■ **Objectif**
Retapez toutes les lignes ci-dessous sans rien y changer, mais laissez les images de côté.
======
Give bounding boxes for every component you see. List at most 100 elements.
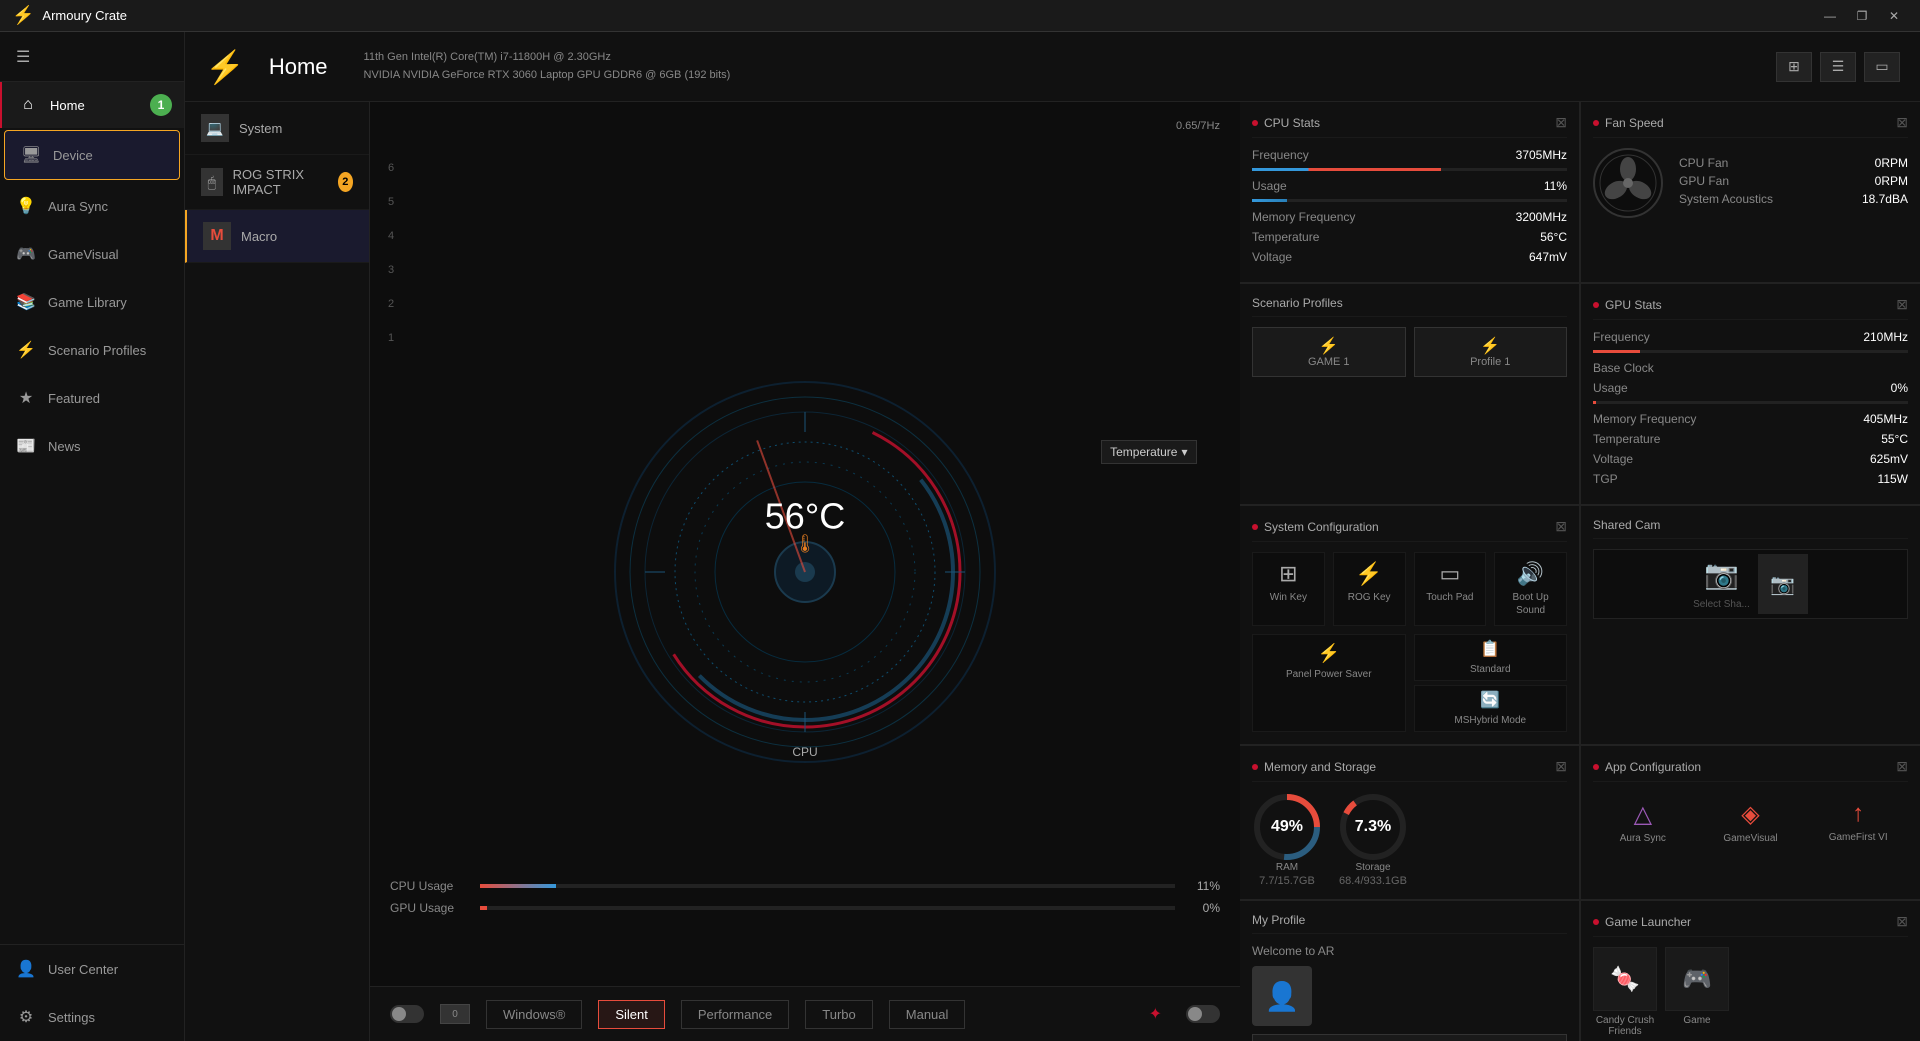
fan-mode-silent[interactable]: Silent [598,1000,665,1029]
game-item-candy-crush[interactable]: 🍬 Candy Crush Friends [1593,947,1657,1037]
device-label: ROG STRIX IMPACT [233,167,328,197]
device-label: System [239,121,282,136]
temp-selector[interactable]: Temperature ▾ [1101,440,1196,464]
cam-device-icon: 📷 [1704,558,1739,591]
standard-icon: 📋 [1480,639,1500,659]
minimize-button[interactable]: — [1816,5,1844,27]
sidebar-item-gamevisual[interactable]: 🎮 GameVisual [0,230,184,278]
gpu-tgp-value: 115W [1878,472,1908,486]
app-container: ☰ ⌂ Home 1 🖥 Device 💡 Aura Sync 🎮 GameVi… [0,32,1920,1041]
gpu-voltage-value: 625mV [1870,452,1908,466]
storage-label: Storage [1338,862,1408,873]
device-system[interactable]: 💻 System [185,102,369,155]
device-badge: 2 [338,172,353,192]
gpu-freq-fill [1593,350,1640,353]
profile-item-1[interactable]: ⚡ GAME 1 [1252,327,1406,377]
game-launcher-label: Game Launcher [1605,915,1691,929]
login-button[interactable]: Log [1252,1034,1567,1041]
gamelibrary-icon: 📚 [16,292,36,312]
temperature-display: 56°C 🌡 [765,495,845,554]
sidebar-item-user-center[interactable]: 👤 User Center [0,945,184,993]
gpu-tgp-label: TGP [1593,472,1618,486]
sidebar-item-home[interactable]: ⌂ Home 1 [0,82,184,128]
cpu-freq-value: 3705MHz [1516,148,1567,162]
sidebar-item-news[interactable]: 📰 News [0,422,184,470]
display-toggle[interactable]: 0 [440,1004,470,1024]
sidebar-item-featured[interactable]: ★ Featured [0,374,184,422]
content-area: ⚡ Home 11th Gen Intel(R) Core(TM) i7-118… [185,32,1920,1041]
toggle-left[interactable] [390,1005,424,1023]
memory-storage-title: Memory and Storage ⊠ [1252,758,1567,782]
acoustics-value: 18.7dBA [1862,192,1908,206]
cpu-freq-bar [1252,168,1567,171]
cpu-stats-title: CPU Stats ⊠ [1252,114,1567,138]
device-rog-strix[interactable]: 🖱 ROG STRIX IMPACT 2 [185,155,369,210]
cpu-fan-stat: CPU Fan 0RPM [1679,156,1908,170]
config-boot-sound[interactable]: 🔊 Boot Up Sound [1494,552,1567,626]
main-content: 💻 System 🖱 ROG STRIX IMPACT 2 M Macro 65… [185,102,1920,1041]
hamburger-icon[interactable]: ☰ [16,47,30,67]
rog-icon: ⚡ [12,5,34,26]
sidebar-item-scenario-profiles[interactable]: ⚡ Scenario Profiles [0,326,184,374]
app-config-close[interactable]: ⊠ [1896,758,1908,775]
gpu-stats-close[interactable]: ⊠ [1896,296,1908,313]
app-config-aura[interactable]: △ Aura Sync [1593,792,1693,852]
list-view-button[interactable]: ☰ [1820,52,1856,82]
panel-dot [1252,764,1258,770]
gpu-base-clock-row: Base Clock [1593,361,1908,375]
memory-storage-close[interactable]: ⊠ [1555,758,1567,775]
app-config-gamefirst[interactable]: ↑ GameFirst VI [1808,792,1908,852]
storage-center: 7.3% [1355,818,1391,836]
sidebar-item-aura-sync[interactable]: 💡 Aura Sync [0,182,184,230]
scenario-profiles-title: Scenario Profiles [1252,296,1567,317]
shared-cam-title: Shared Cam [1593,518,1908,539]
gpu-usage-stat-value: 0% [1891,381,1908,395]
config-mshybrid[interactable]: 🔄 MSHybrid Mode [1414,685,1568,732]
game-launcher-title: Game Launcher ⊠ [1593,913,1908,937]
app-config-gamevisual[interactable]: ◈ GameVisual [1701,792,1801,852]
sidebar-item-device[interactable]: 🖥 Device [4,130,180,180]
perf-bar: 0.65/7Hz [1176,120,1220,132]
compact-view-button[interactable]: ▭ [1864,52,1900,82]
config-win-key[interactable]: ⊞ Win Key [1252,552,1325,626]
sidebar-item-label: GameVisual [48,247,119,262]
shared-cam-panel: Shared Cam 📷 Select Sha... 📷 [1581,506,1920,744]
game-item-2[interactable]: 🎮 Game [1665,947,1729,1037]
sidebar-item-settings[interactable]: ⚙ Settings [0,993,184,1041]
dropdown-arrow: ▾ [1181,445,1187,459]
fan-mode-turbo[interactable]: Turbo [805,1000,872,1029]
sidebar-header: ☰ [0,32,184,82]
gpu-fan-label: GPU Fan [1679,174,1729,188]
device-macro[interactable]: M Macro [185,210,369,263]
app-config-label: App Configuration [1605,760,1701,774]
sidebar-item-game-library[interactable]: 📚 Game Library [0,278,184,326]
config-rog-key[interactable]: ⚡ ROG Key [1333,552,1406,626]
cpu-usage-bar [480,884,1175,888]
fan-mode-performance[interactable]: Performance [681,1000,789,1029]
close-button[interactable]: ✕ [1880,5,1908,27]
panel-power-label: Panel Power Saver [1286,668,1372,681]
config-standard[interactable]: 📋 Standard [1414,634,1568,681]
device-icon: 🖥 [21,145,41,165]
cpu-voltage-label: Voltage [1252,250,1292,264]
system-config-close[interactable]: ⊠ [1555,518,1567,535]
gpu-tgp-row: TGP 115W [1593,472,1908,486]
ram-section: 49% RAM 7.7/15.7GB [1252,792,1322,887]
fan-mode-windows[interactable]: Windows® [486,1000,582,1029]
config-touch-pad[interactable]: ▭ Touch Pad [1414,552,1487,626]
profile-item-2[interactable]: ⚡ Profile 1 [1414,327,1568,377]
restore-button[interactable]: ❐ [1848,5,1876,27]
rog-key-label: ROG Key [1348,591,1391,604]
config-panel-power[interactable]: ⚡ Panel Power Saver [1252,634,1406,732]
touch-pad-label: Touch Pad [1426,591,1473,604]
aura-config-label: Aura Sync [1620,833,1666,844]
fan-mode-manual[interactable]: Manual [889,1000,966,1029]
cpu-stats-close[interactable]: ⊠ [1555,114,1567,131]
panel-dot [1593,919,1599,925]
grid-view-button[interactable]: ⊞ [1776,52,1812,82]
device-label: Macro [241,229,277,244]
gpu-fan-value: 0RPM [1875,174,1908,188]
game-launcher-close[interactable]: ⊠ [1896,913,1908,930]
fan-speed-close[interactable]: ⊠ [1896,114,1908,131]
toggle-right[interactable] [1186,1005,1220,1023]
======
■ **Résultat**
Give bounding boxes for every component you see. List at most 100 elements.
fan-mode-silent[interactable]: Silent [598,1000,665,1029]
game-item-candy-crush[interactable]: 🍬 Candy Crush Friends [1593,947,1657,1037]
device-label: ROG STRIX IMPACT [233,167,328,197]
device-label: System [239,121,282,136]
temp-selector[interactable]: Temperature ▾ [1101,440,1196,464]
cam-device-icon: 📷 [1704,558,1739,591]
standard-icon: 📋 [1480,639,1500,659]
minimize-button[interactable]: — [1816,5,1844,27]
sidebar-item-gamevisual[interactable]: 🎮 GameVisual [0,230,184,278]
gpu-tgp-value: 115W [1878,472,1908,486]
app-container: ☰ ⌂ Home 1 🖥 Device 💡 Aura Sync 🎮 GameVi… [0,32,1920,1041]
gpu-voltage-value: 625mV [1870,452,1908,466]
storage-label: Storage [1338,862,1408,873]
device-system[interactable]: 💻 System [185,102,369,155]
device-badge: 2 [338,172,353,192]
gpu-freq-fill [1593,350,1640,353]
profile-item-1[interactable]: ⚡ GAME 1 [1252,327,1406,377]
game-launcher-label: Game Launcher [1605,915,1691,929]
login-button[interactable]: Log [1252,1034,1567,1041]
gamelibrary-icon: 📚 [16,292,36,312]
temperature-display: 56°C 🌡 [765,495,845,554]
sidebar-item-user-center[interactable]: 👤 User Center [0,945,184,993]
gpu-tgp-label: TGP [1593,472,1618,486]
sidebar-item-home[interactable]: ⌂ Home 1 [0,82,184,128]
cpu-freq-value: 3705MHz [1516,148,1567,162]
sidebar-item-news[interactable]: 📰 News [0,422,184,470]
display-toggle[interactable]: 0 [440,1004,470,1024]
sidebar-item-featured[interactable]: ★ Featured [0,374,184,422]
content-area: ⚡ Home 11th Gen Intel(R) Core(TM) i7-118… [185,32,1920,1041]
toggle-left[interactable] [390,1005,424,1023]
memory-storage-title: Memory and Storage ⊠ [1252,758,1567,782]
acoustics-value: 18.7dBA [1862,192,1908,206]
cpu-freq-bar [1252,168,1567,171]
cpu-stats-title: CPU Stats ⊠ [1252,114,1567,138]
device-rog-strix[interactable]: 🖱 ROG STRIX IMPACT 2 [185,155,369,210]
cpu-fan-stat: CPU Fan 0RPM [1679,156,1908,170]
config-boot-sound[interactable]: 🔊 Boot Up Sound [1494,552,1567,626]
main-content: 💻 System 🖱 ROG STRIX IMPACT 2 M Macro 65… [185,102,1920,1041]
hamburger-icon[interactable]: ☰ [16,47,30,67]
rog-icon: ⚡ [12,5,34,26]
sidebar-item-scenario-profiles[interactable]: ⚡ Scenario Profiles [0,326,184,374]
app-config-close[interactable]: ⊠ [1896,758,1908,775]
gpu-stats-close[interactable]: ⊠ [1896,296,1908,313]
app-config-aura[interactable]: △ Aura Sync [1593,792,1693,852]
list-view-button[interactable]: ☰ [1820,52,1856,82]
panel-dot [1252,764,1258,770]
gpu-base-clock-row: Base Clock [1593,361,1908,375]
memory-storage-close[interactable]: ⊠ [1555,758,1567,775]
app-config-gamefirst[interactable]: ↑ GameFirst VI [1808,792,1908,852]
storage-center: 7.3% [1355,818,1391,836]
sidebar-item-aura-sync[interactable]: 💡 Aura Sync [0,182,184,230]
scenario-profiles-title: Scenario Profiles [1252,296,1567,317]
shared-cam-title: Shared Cam [1593,518,1908,539]
gpu-usage-stat-value: 0% [1891,381,1908,395]
config-mshybrid[interactable]: 🔄 MSHybrid Mode [1414,685,1568,732]
game-launcher-title: Game Launcher ⊠ [1593,913,1908,937]
app-config-gamevisual[interactable]: ◈ GameVisual [1701,792,1801,852]
sidebar-item-device[interactable]: 🖥 Device [4,130,180,180]
perf-bar: 0.65/7Hz [1176,120,1220,132]
compact-view-button[interactable]: ▭ [1864,52,1900,82]
config-win-key[interactable]: ⊞ Win Key [1252,552,1325,626]
sidebar-item-label: GameVisual [48,247,119,262]
shared-cam-panel: Shared Cam 📷 Select Sha... 📷 [1581,506,1920,744]
game-item-2[interactable]: 🎮 Game [1665,947,1729,1037]
sidebar-item-settings[interactable]: ⚙ Settings [0,993,184,1041]
dropdown-arrow: ▾ [1181,445,1187,459]
fan-mode-turbo[interactable]: Turbo [805,1000,872,1029]
sidebar-header: ☰ [0,32,184,82]
gpu-fan-label: GPU Fan [1679,174,1729,188]
device-macro[interactable]: M Macro [185,210,369,263]
app-config-label: App Configuration [1605,760,1701,774]
sidebar-item-game-library[interactable]: 📚 Game Library [0,278,184,326]
config-rog-key[interactable]: ⚡ ROG Key [1333,552,1406,626]
cpu-usage-bar [480,884,1175,888]
fan-mode-performance[interactable]: Performance [681,1000,789,1029]
close-button[interactable]: ✕ [1880,5,1908,27]
panel-power-label: Panel Power Saver [1286,668,1372,681]
config-standard[interactable]: 📋 Standard [1414,634,1568,681]
device-icon: 🖥 [21,145,41,165]
cpu-voltage-label: Voltage [1252,250,1292,264]
system-config-close[interactable]: ⊠ [1555,518,1567,535]
gpu-tgp-row: TGP 115W [1593,472,1908,486]
ram-section: 49% RAM 7.7/15.7GB [1252,792,1322,887]
fan-mode-windows[interactable]: Windows® [486,1000,582,1029]
config-touch-pad[interactable]: ▭ Touch Pad [1414,552,1487,626]
profile-item-2[interactable]: ⚡ Profile 1 [1414,327,1568,377]
restore-button[interactable]: ❐ [1848,5,1876,27]
rog-key-label: ROG Key [1348,591,1391,604]
config-panel-power[interactable]: ⚡ Panel Power Saver [1252,634,1406,732]
touch-pad-label: Touch Pad [1426,591,1473,604]
aura-config-label: Aura Sync [1620,833,1666,844]
fan-mode-manual[interactable]: Manual [889,1000,966,1029]
cpu-stats-close[interactable]: ⊠ [1555,114,1567,131]
panel-dot [1593,919,1599,925]
grid-view-button[interactable]: ⊞ [1776,52,1812,82]
device-label: Macro [241,229,277,244]
gpu-fan-value: 0RPM [1875,174,1908,188]
game-launcher-close[interactable]: ⊠ [1896,913,1908,930]
fan-speed-close[interactable]: ⊠ [1896,114,1908,131]
toggle-right[interactable] [1186,1005,1220,1023]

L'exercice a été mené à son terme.